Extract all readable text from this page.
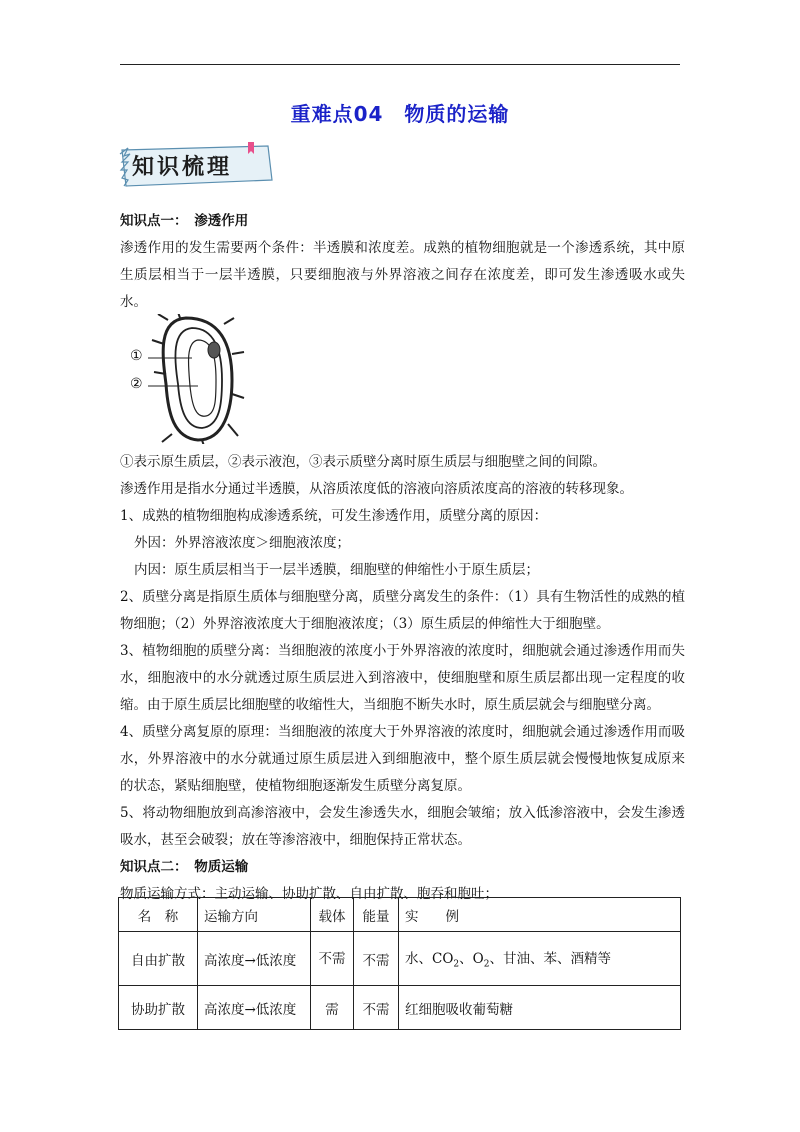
重难点04　物质的运输
知识梳理
知识点一：　渗透作用

渗透作用的发生需要两个条件：半透膜和浓度差。成熟的植物细胞就是一个渗透系统，其中原生质层相当于一层半透膜，只要细胞液与外界溶液之间存在浓度差，即可发生渗透吸水或失水。

①
②

①表示原生质层，②表示液泡，③表示质壁分离时原生质层与细胞壁之间的间隙。

渗透作用是指水分通过半透膜，从溶质浓度低的溶液向溶质浓度高的溶液的转移现象。

1、成熟的植物细胞构成渗透系统，可发生渗透作用，质壁分离的原因：

外因：外界溶液浓度＞细胞液浓度；

内因：原生质层相当于一层半透膜，细胞壁的伸缩性小于原生质层；

2、质壁分离是指原生质体与细胞壁分离，质壁分离发生的条件：（1）具有生物活性的成熟的植物细胞；（2）外界溶液浓度大于细胞液浓度；（3）原生质层的伸缩性大于细胞壁。

3、植物细胞的质壁分离：当细胞液的浓度小于外界溶液的浓度时，细胞就会通过渗透作用而失水，细胞液中的水分就透过原生质层进入到溶液中，使细胞壁和原生质层都出现一定程度的收缩。由于原生质层比细胞壁的收缩性大，当细胞不断失水时，原生质层就会与细胞壁分离。

4、质壁分离复原的原理：当细胞液的浓度大于外界溶液的浓度时，细胞就会通过渗透作用而吸水，外界溶液中的水分就通过原生质层进入到细胞液中，整个原生质层就会慢慢地恢复成原来的状态，紧贴细胞壁，使植物细胞逐渐发生质壁分离复原。

5、将动物细胞放到高渗溶液中，会发生渗透失水，细胞会皱缩；放入低渗溶液中，会发生渗透吸水，甚至会破裂；放在等渗溶液中，细胞保持正常状态。

知识点二：　物质运输

物质运输方式：主动运输、协助扩散、自由扩散、胞吞和胞吐；

名　称	运输方向	载体	能量	实　　例
自由扩散	高浓度→低浓度	不需	不需	水、$CO_2$、$O_2$、甘油、苯、酒精等
协助扩散	高浓度→低浓度	需	不需	红细胞吸收葡萄糖
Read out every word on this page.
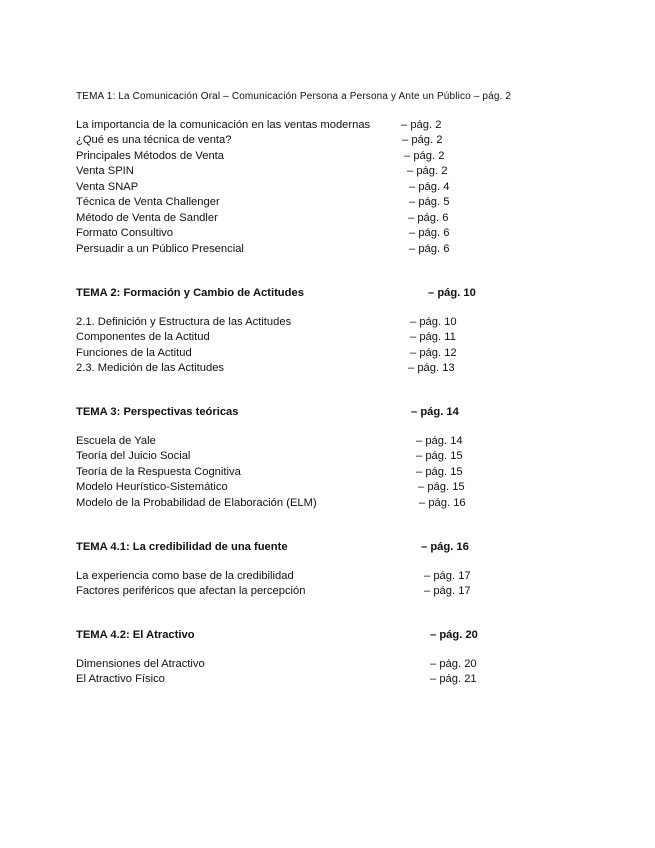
TEMA 1: La Comunicación Oral – Comunicación Persona a Persona y Ante un Público – pág. 2
La importancia de la comunicación en las ventas modernas	– pág. 2
¿Qué es una técnica de venta?	– pág. 2
Principales Métodos de Venta	– pág. 2
Venta SPIN	– pág. 2
Venta SNAP	– pág. 4
Técnica de Venta Challenger	– pág. 5
Método de Venta de Sandler	– pág. 6
Formato Consultivo	– pág. 6
Persuadir a un Público Presencial	– pág. 6
TEMA 2: Formación y Cambio de Actitudes	– pág. 10
2.1. Definición y Estructura de las Actitudes	– pág. 10
Componentes de la Actitud	– pág. 11
Funciones de la Actitud	– pág. 12
2.3. Medición de las Actitudes	– pág. 13
TEMA 3: Perspectivas teóricas	– pág. 14
Escuela de Yale	– pág. 14
Teoría del Juicio Social	– pág. 15
Teoría de la Respuesta Cognitiva	– pág. 15
Modelo Heurístico-Sistemático	– pág. 15
Modelo de la Probabilidad de Elaboración (ELM)	– pág. 16
TEMA 4.1: La credibilidad de una fuente	– pág. 16
La experiencia como base de la credibilidad	– pág. 17
Factores periféricos que afectan la percepción	– pág. 17
TEMA 4.2: El Atractivo	– pág. 20
Dimensiones del Atractivo	– pág. 20
El Atractivo Físico	– pág. 21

-------

■ **Task to complete**
From the entries above, copy every line where the word "this" shows up.

■ **Final result**
Extract all readable text from this page.
Read out every word on this page.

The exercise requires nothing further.